§ DESCRIPTION OF THE TASK: Please gather every line in the material below that contains the string "Rate", copying each line as it appears. Case counts, so match only that exact capitalization.

## START SUPPLIED DATA

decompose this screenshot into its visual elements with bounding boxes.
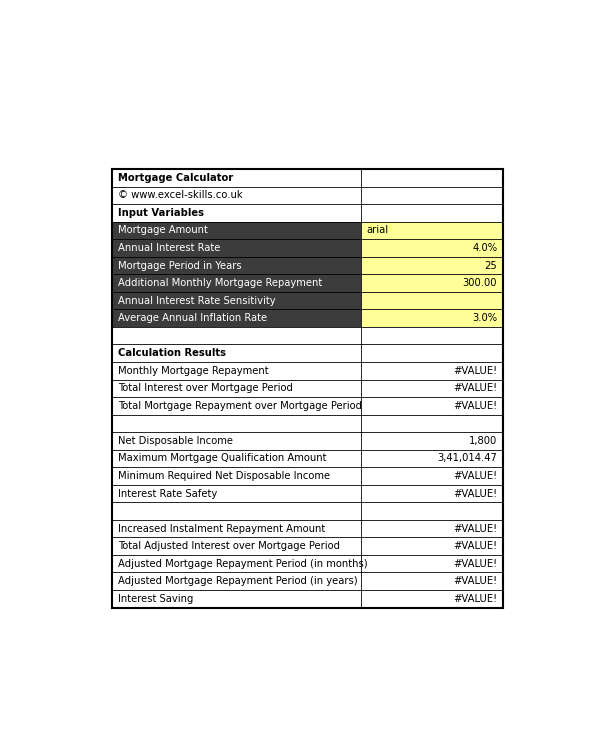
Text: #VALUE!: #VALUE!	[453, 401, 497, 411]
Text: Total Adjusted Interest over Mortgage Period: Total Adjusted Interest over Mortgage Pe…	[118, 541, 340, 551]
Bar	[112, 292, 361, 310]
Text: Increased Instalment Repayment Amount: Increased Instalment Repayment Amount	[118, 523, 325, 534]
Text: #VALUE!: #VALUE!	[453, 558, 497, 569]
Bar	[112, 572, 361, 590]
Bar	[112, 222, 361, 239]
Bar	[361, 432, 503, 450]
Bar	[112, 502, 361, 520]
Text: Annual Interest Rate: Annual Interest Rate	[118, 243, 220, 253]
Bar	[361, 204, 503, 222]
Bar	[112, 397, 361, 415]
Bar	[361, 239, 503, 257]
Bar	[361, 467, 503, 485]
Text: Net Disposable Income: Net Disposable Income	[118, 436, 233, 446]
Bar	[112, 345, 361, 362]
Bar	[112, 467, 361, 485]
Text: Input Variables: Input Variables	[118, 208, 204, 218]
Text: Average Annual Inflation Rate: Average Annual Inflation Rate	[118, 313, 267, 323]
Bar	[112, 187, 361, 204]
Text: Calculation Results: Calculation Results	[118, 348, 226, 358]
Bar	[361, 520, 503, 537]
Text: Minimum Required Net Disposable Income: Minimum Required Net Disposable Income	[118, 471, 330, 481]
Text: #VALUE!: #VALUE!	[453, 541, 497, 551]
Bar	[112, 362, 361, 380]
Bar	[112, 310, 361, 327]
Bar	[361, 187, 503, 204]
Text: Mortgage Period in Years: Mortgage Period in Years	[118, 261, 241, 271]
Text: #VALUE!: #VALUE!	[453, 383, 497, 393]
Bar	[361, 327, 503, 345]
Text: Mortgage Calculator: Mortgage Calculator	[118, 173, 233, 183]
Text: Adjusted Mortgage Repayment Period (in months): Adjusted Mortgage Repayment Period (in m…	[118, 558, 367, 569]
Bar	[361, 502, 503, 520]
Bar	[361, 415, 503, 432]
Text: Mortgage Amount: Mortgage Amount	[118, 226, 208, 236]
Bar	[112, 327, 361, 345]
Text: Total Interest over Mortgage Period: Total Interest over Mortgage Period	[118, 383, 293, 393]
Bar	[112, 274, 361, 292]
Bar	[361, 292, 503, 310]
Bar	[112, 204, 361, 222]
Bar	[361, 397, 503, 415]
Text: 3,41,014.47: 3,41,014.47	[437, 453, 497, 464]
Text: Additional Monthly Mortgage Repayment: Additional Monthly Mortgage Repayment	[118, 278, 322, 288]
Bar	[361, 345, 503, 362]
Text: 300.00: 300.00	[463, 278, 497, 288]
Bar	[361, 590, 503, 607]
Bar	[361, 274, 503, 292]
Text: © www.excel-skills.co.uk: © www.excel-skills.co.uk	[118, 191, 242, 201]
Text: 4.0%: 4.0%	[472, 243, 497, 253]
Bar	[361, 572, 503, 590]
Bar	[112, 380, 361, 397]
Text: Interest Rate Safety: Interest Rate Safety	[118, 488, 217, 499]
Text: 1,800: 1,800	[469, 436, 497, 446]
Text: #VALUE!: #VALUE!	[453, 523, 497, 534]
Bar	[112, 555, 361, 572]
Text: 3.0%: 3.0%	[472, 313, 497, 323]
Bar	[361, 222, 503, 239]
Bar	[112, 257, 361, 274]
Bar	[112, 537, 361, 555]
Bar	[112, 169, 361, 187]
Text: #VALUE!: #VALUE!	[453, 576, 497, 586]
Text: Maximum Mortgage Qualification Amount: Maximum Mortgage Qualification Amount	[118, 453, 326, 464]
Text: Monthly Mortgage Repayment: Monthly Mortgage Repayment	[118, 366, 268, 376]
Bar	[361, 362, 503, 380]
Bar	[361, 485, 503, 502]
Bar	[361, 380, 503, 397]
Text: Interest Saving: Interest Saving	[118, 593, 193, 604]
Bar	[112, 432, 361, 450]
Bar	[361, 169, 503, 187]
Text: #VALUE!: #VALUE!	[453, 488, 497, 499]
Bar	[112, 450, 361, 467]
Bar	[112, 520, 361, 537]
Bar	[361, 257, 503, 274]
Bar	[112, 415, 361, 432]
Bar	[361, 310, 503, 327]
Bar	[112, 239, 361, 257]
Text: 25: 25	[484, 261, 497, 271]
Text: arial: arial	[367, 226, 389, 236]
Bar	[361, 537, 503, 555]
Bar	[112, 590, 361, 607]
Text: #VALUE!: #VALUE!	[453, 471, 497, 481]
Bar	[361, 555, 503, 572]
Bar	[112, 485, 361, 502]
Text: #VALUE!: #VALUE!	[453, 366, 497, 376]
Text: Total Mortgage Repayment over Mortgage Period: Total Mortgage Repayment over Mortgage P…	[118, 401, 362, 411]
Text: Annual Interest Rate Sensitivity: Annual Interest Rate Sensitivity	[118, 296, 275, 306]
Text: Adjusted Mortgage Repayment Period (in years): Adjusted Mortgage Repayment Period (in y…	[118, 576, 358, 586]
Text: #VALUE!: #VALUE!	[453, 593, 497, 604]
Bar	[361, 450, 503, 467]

## END SUPPLIED DATA

§ RESULT:
Text: Annual Interest Rate: Annual Interest Rate	[118, 243, 220, 253]
Text: Average Annual Inflation Rate: Average Annual Inflation Rate	[118, 313, 267, 323]
Text: Interest Rate Safety: Interest Rate Safety	[118, 488, 217, 499]
Text: Annual Interest Rate Sensitivity: Annual Interest Rate Sensitivity	[118, 296, 275, 306]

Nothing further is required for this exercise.